▸ **What is asked**
Go through the entries below, tally each line with the string "this", and give the final number by itself.

[BEGIN]

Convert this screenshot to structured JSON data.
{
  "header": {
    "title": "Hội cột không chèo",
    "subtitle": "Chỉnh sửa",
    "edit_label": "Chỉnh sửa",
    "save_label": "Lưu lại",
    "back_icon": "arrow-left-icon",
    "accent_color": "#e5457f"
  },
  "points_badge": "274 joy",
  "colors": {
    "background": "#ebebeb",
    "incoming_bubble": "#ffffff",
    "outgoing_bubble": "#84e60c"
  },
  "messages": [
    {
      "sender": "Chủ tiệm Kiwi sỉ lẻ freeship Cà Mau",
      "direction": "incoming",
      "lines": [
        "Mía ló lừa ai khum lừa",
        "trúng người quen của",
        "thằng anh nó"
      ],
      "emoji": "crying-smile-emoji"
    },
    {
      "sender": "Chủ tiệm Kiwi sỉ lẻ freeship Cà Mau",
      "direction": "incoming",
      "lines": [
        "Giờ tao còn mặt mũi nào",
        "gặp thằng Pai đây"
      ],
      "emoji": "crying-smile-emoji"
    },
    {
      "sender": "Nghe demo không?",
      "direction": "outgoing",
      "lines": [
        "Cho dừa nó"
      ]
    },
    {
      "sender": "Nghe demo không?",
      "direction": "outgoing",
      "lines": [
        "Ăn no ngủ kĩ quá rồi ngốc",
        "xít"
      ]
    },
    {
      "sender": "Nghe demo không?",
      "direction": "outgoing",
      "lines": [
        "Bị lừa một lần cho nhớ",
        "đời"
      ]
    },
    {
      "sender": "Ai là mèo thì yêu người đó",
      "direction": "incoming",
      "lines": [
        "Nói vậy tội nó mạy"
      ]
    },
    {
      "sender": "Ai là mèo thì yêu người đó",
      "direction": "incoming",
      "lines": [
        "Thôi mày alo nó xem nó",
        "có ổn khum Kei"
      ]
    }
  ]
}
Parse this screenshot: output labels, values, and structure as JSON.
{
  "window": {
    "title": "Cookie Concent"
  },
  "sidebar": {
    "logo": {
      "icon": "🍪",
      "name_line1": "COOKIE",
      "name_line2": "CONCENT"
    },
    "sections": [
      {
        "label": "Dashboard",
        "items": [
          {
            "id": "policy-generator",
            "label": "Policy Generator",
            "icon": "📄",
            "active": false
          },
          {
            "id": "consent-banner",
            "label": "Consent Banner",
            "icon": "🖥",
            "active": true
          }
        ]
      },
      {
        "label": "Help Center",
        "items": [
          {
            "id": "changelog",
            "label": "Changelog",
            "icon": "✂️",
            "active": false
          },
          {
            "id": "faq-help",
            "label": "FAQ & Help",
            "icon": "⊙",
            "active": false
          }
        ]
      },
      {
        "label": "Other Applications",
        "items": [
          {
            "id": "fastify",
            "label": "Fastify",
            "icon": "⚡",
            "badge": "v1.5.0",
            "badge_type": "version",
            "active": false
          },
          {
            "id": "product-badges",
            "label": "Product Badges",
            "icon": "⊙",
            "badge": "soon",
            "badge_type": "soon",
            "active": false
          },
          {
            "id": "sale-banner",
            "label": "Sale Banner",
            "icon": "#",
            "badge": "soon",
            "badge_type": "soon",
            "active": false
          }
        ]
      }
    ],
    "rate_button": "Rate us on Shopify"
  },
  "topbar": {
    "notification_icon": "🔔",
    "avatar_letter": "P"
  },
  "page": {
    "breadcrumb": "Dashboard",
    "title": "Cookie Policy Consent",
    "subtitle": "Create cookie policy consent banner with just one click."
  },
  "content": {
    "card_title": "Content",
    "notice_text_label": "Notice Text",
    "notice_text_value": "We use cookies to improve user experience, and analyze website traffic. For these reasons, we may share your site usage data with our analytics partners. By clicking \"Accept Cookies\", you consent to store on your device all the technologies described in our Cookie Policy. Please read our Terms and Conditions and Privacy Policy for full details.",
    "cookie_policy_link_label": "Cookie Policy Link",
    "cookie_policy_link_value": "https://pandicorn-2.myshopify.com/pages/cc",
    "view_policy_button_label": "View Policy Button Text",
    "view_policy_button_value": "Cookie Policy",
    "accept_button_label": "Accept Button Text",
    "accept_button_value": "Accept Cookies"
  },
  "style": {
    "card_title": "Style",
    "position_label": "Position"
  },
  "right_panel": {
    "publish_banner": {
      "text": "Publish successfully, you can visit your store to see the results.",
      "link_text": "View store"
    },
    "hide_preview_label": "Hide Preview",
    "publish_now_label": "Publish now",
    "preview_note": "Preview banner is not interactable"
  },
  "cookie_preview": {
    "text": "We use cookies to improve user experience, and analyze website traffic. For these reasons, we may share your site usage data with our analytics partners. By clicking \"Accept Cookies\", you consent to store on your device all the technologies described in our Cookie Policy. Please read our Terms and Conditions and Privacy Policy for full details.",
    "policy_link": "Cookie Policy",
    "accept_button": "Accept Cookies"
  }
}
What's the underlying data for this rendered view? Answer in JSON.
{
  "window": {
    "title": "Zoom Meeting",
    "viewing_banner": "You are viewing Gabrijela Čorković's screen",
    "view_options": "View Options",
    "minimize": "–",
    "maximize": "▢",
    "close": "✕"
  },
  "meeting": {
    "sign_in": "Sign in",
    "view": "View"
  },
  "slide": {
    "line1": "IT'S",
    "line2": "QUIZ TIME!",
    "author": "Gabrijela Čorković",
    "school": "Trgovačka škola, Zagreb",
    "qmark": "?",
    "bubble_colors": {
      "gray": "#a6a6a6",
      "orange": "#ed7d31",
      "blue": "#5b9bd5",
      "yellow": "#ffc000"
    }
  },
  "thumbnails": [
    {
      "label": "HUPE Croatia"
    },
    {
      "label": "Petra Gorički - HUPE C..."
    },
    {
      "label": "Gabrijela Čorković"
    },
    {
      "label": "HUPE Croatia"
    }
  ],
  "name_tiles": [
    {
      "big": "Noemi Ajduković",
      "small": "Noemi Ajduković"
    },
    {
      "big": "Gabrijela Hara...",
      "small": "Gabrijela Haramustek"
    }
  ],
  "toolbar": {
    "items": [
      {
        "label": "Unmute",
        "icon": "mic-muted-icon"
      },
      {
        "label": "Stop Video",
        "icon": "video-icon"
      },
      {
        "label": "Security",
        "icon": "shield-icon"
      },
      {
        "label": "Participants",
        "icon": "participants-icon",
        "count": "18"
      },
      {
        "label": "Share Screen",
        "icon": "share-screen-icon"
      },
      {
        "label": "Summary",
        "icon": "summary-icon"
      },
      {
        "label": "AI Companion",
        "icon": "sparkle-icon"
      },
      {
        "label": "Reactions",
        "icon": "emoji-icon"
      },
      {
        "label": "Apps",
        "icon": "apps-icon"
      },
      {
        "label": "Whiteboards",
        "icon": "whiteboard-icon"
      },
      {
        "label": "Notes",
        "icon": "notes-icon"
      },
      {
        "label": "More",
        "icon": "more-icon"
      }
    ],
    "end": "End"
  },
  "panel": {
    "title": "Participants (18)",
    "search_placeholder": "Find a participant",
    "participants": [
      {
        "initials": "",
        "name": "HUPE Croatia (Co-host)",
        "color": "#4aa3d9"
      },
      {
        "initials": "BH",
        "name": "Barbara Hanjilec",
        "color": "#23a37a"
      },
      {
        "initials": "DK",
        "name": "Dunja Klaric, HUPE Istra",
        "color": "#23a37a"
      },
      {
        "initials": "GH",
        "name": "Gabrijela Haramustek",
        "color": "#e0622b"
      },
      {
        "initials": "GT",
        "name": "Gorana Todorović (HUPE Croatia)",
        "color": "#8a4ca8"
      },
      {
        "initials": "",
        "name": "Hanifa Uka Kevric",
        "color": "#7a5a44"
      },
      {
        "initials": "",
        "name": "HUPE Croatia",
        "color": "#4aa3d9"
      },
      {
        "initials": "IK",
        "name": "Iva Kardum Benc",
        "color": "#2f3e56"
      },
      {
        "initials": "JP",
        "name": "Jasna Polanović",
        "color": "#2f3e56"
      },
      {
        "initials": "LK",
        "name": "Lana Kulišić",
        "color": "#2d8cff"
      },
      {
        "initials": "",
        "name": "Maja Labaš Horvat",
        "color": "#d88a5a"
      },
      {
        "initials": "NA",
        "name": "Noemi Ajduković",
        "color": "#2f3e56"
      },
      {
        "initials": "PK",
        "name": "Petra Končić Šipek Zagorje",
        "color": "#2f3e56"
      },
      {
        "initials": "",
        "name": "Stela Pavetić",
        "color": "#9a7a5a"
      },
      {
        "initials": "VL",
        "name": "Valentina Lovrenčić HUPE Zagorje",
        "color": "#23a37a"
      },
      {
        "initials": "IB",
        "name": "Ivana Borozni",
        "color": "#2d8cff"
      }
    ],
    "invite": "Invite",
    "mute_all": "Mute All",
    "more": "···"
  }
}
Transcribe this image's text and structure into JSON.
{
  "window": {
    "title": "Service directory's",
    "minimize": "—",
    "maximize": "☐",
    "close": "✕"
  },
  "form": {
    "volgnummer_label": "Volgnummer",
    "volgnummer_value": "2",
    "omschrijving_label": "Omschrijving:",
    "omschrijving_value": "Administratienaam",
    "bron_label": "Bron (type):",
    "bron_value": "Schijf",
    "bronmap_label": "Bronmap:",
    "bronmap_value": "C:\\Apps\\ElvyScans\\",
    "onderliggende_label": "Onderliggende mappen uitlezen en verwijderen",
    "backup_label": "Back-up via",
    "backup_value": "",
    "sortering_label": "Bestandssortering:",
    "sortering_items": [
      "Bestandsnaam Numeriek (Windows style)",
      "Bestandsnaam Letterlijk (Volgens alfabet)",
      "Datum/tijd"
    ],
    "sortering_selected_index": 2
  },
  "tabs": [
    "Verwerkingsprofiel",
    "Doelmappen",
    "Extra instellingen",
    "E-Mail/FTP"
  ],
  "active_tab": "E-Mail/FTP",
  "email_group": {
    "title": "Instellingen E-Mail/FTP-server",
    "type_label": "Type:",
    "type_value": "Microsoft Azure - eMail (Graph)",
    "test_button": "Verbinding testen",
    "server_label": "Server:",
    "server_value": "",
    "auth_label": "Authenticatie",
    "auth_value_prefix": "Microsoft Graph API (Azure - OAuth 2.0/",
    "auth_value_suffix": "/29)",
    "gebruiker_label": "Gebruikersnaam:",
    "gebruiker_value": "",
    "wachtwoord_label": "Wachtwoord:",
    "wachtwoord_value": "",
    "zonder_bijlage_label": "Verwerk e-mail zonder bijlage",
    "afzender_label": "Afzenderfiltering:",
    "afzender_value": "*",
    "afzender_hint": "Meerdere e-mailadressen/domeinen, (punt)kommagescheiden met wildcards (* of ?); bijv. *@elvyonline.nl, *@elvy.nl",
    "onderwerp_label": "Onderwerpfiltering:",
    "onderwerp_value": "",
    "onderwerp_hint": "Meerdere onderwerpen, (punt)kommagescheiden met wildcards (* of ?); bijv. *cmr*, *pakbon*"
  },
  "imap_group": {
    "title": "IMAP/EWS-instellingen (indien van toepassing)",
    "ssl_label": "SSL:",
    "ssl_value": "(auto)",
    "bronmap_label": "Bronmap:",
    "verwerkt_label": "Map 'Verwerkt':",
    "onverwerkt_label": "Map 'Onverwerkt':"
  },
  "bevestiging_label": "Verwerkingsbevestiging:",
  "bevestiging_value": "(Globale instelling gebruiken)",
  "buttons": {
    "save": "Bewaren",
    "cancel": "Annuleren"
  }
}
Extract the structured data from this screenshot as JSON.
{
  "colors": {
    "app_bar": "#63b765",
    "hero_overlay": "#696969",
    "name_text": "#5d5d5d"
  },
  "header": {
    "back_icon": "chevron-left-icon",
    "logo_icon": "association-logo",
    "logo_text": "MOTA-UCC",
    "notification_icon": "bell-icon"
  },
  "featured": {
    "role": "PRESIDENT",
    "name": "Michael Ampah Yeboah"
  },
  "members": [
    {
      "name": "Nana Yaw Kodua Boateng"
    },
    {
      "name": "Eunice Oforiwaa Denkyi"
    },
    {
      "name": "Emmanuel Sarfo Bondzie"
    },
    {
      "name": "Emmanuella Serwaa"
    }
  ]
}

[END]

▸ **Result of the exercise**
5